Structured figure records
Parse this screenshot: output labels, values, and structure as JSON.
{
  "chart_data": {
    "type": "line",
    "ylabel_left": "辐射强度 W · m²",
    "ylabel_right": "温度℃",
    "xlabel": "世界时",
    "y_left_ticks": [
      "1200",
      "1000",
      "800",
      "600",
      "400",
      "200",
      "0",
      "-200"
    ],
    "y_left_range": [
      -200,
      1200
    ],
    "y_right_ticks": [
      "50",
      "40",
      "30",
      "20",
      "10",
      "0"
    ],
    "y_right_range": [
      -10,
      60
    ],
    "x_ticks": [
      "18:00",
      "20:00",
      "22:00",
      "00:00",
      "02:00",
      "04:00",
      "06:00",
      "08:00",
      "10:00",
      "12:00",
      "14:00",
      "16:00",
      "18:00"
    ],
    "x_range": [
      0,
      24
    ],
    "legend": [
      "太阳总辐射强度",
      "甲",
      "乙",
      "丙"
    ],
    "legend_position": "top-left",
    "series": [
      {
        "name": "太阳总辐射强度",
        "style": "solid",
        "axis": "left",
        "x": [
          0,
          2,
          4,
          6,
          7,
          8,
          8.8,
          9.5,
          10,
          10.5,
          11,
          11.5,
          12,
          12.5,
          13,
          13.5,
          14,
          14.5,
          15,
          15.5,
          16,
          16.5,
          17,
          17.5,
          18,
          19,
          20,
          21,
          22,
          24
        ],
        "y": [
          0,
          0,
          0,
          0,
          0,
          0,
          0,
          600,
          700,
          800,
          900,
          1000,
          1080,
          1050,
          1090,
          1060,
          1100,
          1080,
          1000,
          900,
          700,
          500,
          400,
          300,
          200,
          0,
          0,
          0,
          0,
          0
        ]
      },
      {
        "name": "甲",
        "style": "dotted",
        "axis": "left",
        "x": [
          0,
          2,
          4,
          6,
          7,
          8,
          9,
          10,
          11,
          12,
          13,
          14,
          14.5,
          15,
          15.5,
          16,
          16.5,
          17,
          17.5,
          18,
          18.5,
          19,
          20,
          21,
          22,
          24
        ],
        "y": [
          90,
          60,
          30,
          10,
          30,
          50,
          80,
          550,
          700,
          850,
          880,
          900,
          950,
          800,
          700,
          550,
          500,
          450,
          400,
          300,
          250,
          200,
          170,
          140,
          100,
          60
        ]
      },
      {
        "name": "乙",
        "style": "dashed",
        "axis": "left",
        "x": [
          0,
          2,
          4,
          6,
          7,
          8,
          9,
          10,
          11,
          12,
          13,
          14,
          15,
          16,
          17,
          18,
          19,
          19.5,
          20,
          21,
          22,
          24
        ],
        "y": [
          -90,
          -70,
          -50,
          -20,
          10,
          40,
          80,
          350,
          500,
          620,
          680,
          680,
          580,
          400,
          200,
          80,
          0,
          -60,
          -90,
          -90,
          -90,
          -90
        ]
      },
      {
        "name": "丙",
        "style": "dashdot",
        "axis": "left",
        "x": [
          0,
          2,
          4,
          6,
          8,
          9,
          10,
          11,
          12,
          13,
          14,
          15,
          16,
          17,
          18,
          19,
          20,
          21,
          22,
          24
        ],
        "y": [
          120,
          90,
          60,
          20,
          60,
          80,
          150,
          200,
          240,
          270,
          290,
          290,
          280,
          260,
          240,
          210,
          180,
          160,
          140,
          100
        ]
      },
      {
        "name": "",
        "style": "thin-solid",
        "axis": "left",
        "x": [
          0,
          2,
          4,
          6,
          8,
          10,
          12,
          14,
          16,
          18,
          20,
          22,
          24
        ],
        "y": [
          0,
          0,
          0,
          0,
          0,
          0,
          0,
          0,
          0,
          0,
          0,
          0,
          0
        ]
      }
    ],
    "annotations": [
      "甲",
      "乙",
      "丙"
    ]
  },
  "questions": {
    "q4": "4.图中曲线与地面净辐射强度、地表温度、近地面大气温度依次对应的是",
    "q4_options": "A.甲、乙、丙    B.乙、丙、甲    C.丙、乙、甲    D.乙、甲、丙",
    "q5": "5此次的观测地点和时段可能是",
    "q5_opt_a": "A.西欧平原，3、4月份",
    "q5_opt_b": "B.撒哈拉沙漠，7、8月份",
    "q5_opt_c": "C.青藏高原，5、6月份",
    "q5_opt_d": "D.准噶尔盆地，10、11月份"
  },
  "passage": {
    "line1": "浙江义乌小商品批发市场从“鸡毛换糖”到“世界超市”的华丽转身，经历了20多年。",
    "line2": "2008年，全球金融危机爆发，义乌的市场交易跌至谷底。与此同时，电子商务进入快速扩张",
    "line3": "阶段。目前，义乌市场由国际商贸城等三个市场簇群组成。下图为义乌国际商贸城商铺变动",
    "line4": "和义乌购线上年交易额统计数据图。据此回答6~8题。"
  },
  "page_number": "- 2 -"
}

-- TASK DIRECTIONS --
Extract from the material all lines containing the string "name".

-- RESULT --
        "name": "太阳总辐射强度",
        "name": "甲",
        "name": "乙",
        "name": "丙",
        "name": "",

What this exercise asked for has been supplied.